-- Start of Data to use --
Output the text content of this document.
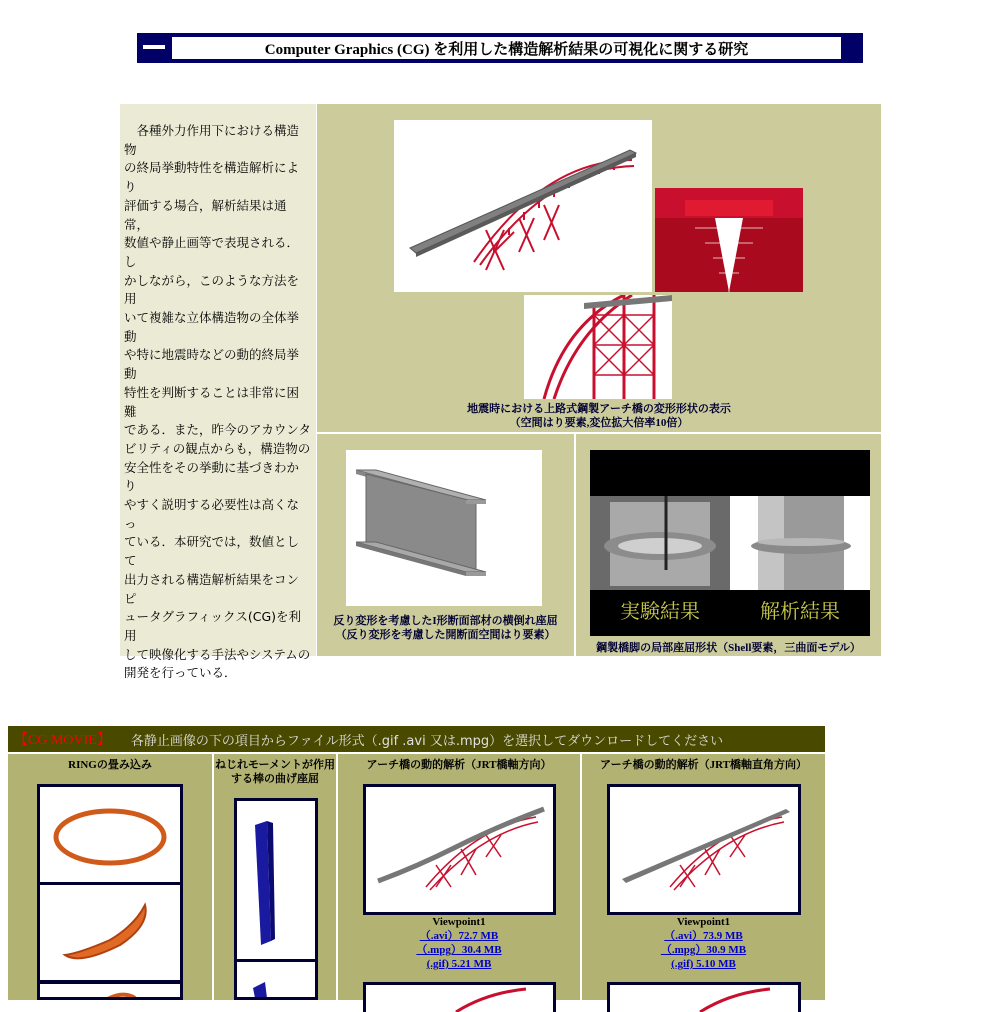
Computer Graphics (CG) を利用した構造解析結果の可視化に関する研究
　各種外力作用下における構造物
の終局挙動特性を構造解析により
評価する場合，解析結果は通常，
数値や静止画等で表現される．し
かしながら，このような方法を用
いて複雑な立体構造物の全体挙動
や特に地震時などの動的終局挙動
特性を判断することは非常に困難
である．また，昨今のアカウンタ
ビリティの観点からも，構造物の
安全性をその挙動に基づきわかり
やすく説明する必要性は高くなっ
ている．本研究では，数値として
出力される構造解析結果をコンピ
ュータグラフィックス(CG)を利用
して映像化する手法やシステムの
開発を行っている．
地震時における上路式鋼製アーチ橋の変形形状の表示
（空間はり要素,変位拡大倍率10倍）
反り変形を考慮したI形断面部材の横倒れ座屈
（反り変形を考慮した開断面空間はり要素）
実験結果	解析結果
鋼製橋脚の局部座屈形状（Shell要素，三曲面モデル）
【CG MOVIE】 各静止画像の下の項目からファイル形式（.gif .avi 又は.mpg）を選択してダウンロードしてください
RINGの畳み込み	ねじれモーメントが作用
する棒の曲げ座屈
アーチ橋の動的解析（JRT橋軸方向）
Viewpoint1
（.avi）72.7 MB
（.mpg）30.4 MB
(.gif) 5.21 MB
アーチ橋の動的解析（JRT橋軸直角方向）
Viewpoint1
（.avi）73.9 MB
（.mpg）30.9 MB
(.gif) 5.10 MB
-- End of Data to use --
-- Start of Data to use --
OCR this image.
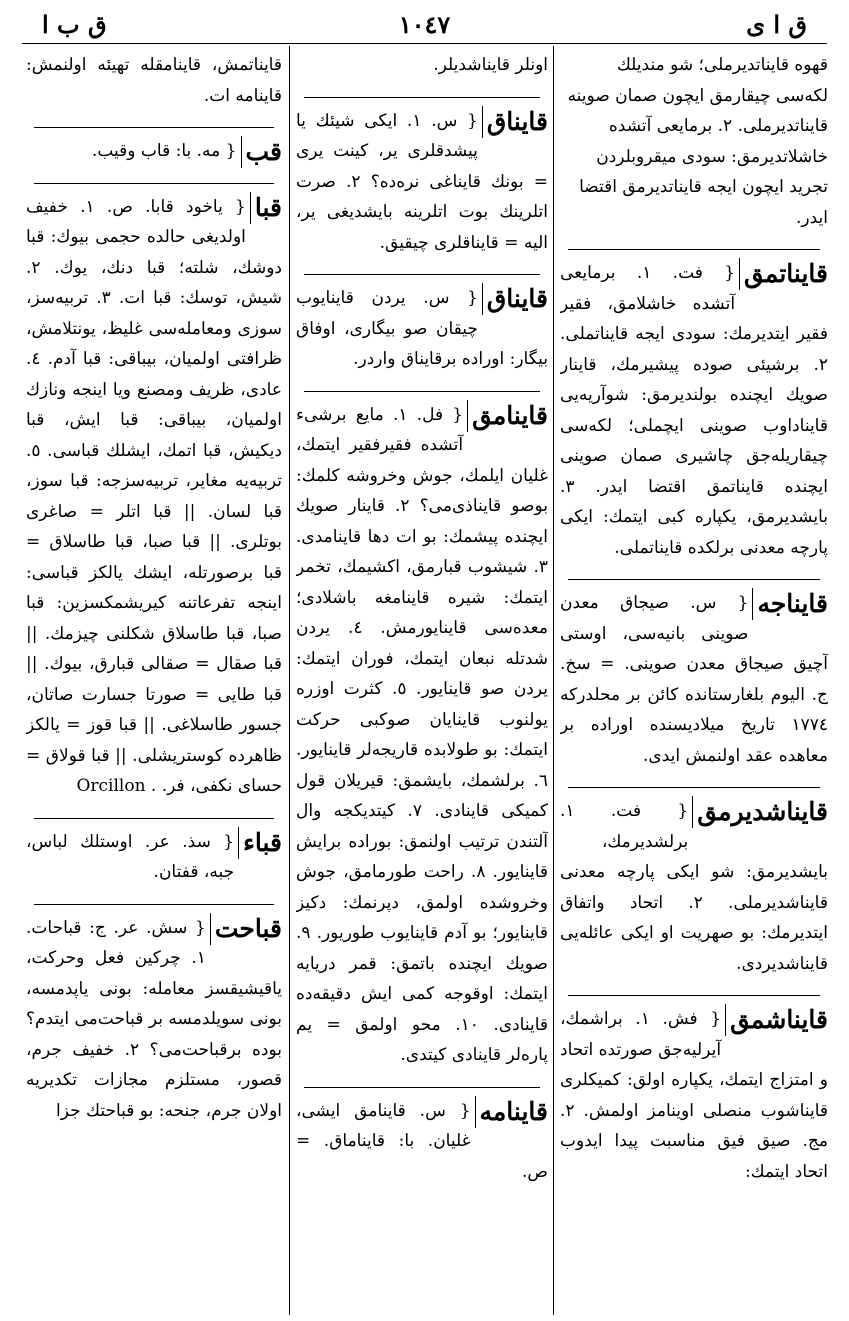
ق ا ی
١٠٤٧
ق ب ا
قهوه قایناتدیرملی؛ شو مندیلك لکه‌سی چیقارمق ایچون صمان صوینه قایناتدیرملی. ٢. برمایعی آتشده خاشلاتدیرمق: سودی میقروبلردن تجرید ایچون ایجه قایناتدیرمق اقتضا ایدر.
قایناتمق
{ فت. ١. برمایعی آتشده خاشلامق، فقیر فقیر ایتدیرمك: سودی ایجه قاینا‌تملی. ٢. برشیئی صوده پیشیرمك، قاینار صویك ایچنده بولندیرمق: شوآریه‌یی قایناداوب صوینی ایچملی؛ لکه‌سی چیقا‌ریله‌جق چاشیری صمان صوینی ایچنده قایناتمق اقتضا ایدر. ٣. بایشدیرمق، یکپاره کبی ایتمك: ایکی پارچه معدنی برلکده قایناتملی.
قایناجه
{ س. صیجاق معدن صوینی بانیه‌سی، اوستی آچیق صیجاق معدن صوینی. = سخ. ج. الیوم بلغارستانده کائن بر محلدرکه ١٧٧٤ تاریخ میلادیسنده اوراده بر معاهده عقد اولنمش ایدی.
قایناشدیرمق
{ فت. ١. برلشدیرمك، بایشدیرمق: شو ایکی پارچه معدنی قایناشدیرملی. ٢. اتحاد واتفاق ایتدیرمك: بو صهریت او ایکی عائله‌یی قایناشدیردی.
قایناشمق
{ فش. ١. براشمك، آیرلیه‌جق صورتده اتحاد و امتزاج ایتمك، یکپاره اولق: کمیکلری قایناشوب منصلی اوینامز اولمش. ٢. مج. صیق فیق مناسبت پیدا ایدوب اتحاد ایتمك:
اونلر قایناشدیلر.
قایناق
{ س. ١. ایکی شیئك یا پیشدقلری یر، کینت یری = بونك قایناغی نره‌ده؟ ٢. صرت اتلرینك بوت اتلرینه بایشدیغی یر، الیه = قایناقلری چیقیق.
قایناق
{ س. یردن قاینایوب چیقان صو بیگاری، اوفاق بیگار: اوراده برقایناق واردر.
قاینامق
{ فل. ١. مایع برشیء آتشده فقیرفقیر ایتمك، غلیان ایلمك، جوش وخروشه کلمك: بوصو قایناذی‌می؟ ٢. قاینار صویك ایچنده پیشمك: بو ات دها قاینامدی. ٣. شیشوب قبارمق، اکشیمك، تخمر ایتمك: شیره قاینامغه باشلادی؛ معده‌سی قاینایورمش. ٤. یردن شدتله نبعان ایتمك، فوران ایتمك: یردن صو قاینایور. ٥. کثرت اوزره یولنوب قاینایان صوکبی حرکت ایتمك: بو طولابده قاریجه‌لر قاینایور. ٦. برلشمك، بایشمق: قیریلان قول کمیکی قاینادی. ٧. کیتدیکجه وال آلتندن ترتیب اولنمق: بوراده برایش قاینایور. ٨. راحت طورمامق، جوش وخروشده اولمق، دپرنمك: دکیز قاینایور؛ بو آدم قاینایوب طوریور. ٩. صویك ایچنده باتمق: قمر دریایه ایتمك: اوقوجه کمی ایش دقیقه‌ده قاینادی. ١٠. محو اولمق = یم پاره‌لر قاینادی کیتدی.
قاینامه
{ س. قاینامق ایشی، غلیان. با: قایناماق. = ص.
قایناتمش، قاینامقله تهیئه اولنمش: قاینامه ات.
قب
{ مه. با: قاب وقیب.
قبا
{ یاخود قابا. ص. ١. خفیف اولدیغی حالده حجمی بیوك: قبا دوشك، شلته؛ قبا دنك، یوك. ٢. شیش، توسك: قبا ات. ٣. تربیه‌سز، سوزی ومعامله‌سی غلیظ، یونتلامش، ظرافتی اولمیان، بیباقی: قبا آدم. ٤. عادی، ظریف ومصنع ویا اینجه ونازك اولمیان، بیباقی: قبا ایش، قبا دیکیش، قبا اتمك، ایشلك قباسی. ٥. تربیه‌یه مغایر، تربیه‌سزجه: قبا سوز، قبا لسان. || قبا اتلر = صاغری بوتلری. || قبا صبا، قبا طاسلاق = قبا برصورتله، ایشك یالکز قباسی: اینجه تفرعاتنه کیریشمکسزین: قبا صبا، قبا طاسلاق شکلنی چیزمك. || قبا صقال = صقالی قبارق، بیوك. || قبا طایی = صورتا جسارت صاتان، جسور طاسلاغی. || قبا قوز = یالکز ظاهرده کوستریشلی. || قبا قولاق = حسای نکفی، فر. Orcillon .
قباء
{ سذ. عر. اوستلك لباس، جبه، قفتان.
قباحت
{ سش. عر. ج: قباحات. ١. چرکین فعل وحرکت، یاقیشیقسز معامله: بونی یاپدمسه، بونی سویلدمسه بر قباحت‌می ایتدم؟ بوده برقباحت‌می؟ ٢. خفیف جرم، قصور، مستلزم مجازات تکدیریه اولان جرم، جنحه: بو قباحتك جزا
-- End of Data to use --
#### Your instructions:
Copy every line of the listing containing the string "اولنمش".

#### Full solution:
{ س. صیجاق معدن صوینی بانیه‌سی، اوستی آچیق صیجاق معدن صوینی. = سخ. ج. الیوم بلغارستانده کائن بر محلدرکه ١٧٧٤ تاریخ میلادیسنده اوراده بر معاهده عقد اولنمش ایدی.
قایناتمش، قاینامقله تهیئه اولنمش: قاینامه ات.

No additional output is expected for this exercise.